TASKS:
1. In the Iowa court opinion, transcribe the passage from "JUAN CARLOS ASTELLO, Defendant-Appellant." to "second degree. AFFIRMED.".
2. Answer these questions about the Iowa court opinion:
(a) Which county's district court did the appeal come from?
(b) On what date was the case filed?
(c) What was the court's decision?

>> Start PASSAGE SHOWN

State of Iowa v. Juan Carlos Astello
This text of State of Iowa v. Juan Carlos Astello (State of Iowa v. Juan Carlos Astello) is published on Counsel Stack Legal Research, covering Court of Appeals of Iowa primary law. Counsel Stack provides free access to over 12 million legal documents including statutes, case law, regulations, and constitutions.
Opinion
IN THE COURT OF APPEALS OF IOWA
No. 15-0206 Filed June 15, 2016
STATE OF IOWA, Plaintiff-Appellee,
vs.
JUAN CARLOS ASTELLO, Defendant-Appellant. ________________________________________________________________
Appeal from the Iowa District Court for Kossuth County, Don E. Courtney,
Judge.
The defendant appeals his sentences for kidnapping in the first degree
and murder in the second degree. AFFIRMED.
Jack B. Bjornstad of Jack Bjornstad Law Office, Okoboji, for appellant.

>> End PASSAGE SHOWN
>> Start MATERIAL

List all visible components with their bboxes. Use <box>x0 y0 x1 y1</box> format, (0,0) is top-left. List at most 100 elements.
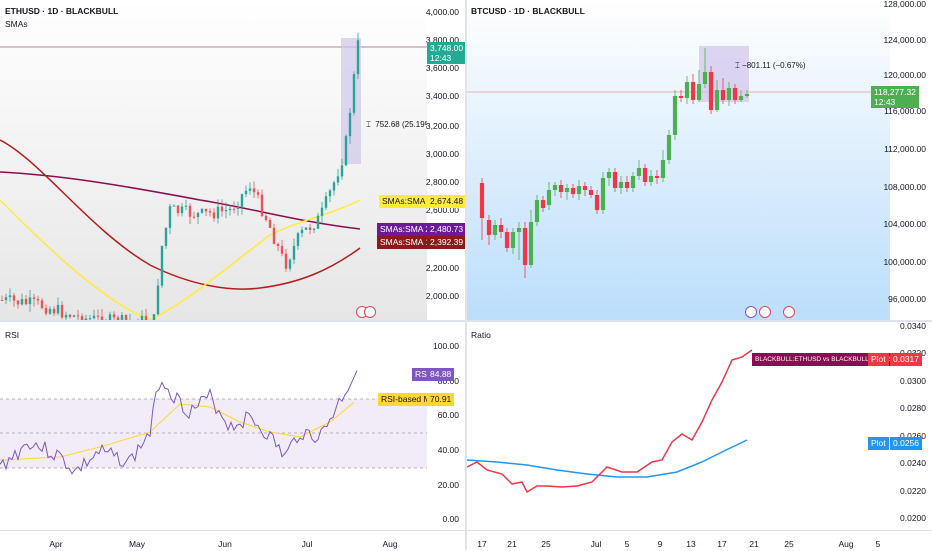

>> End MATERIAL

TASK RESPONSES:
1.
JUAN CARLOS ASTELLO, Defendant-Appellant. ________________________________________________________________
Appeal from the Iowa District Court for Kossuth County, Don E. Courtney,
Judge.
The defendant appeals his sentences for kidnapping in the first degree
and murder in the second degree. AFFIRMED.

2.
(a) Kossuth County
(b) June 15, 2016
(c) Affirmed